Job -> Go through the listing and write out all of it exactly.

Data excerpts
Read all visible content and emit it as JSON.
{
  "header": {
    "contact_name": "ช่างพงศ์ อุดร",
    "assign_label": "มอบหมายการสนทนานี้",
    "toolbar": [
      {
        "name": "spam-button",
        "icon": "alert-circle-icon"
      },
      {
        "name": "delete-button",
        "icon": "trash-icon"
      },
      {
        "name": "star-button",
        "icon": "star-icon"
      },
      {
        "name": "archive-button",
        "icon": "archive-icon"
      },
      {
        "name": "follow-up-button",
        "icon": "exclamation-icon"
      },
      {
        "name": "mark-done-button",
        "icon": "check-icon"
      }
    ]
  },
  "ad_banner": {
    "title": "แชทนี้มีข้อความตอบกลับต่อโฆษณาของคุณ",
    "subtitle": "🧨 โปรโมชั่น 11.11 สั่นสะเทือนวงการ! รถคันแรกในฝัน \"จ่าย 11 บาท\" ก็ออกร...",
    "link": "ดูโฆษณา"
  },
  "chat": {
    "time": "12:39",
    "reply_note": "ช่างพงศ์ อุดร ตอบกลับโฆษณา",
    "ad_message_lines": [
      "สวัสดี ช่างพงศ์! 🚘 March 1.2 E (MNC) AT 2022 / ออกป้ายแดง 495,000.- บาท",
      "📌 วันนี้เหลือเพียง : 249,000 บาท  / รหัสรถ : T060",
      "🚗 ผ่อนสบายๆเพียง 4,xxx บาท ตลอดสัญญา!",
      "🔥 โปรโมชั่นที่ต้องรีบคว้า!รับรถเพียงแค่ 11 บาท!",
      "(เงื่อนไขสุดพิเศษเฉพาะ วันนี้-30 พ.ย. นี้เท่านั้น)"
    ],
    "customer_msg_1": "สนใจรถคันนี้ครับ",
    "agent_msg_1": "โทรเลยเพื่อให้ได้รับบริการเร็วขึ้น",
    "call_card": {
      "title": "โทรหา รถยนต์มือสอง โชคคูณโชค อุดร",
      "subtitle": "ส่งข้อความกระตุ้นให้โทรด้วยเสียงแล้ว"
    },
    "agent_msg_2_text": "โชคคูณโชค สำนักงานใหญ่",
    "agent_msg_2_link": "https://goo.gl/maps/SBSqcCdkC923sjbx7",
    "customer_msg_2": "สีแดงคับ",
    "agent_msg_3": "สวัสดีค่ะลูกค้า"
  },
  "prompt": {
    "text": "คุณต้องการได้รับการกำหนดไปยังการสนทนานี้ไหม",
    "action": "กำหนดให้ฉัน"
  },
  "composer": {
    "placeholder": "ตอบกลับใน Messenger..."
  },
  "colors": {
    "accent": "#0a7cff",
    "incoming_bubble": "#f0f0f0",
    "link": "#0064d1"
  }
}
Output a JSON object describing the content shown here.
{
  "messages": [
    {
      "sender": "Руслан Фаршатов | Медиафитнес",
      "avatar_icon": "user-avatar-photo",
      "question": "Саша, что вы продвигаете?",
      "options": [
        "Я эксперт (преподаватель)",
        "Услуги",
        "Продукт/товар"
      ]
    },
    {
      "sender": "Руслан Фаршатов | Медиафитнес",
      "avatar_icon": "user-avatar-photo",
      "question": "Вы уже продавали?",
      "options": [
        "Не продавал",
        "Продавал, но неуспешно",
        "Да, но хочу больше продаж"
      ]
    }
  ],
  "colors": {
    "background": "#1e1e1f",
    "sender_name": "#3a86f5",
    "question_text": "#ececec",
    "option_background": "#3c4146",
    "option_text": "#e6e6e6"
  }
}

Output ->
Read all visible content and emit it as JSON.
{
  "header": {
    "contact_name": "ช่างพงศ์ อุดร",
    "assign_label": "มอบหมายการสนทนานี้",
    "toolbar": [
      {
        "name": "spam-button",
        "icon": "alert-circle-icon"
      },
      {
        "name": "delete-button",
        "icon": "trash-icon"
      },
      {
        "name": "star-button",
        "icon": "star-icon"
      },
      {
        "name": "archive-button",
        "icon": "archive-icon"
      },
      {
        "name": "follow-up-button",
        "icon": "exclamation-icon"
      },
      {
        "name": "mark-done-button",
        "icon": "check-icon"
      }
    ]
  },
  "ad_banner": {
    "title": "แชทนี้มีข้อความตอบกลับต่อโฆษณาของคุณ",
    "subtitle": "🧨 โปรโมชั่น 11.11 สั่นสะเทือนวงการ! รถคันแรกในฝัน \"จ่าย 11 บาท\" ก็ออกร...",
    "link": "ดูโฆษณา"
  },
  "chat": {
    "time": "12:39",
    "reply_note": "ช่างพงศ์ อุดร ตอบกลับโฆษณา",
    "ad_message_lines": [
      "สวัสดี ช่างพงศ์! 🚘 March 1.2 E (MNC) AT 2022 / ออกป้ายแดง 495,000.- บาท",
      "📌 วันนี้เหลือเพียง : 249,000 บาท  / รหัสรถ : T060",
      "🚗 ผ่อนสบายๆเพียง 4,xxx บาท ตลอดสัญญา!",
      "🔥 โปรโมชั่นที่ต้องรีบคว้า!รับรถเพียงแค่ 11 บาท!",
      "(เงื่อนไขสุดพิเศษเฉพาะ วันนี้-30 พ.ย. นี้เท่านั้น)"
    ],
    "customer_msg_1": "สนใจรถคันนี้ครับ",
    "agent_msg_1": "โทรเลยเพื่อให้ได้รับบริการเร็วขึ้น",
    "call_card": {
      "title": "โทรหา รถยนต์มือสอง โชคคูณโชค อุดร",
      "subtitle": "ส่งข้อความกระตุ้นให้โทรด้วยเสียงแล้ว"
    },
    "agent_msg_2_text": "โชคคูณโชค สำนักงานใหญ่",
    "agent_msg_2_link": "https://goo.gl/maps/SBSqcCdkC923sjbx7",
    "customer_msg_2": "สีแดงคับ",
    "agent_msg_3": "สวัสดีค่ะลูกค้า"
  },
  "prompt": {
    "text": "คุณต้องการได้รับการกำหนดไปยังการสนทนานี้ไหม",
    "action": "กำหนดให้ฉัน"
  },
  "composer": {
    "placeholder": "ตอบกลับใน Messenger..."
  },
  "colors": {
    "accent": "#0a7cff",
    "incoming_bubble": "#f0f0f0",
    "link": "#0064d1"
  }
}
Output a JSON object describing the content shown here.
{
  "messages": [
    {
      "sender": "Руслан Фаршатов | Медиафитнес",
      "avatar_icon": "user-avatar-photo",
      "question": "Саша, что вы продвигаете?",
      "options": [
        "Я эксперт (преподаватель)",
        "Услуги",
        "Продукт/товар"
      ]
    },
    {
      "sender": "Руслан Фаршатов | Медиафитнес",
      "avatar_icon": "user-avatar-photo",
      "question": "Вы уже продавали?",
      "options": [
        "Не продавал",
        "Продавал, но неуспешно",
        "Да, но хочу больше продаж"
      ]
    }
  ],
  "colors": {
    "background": "#1e1e1f",
    "sender_name": "#3a86f5",
    "question_text": "#ececec",
    "option_background": "#3c4146",
    "option_text": "#e6e6e6"
  }
}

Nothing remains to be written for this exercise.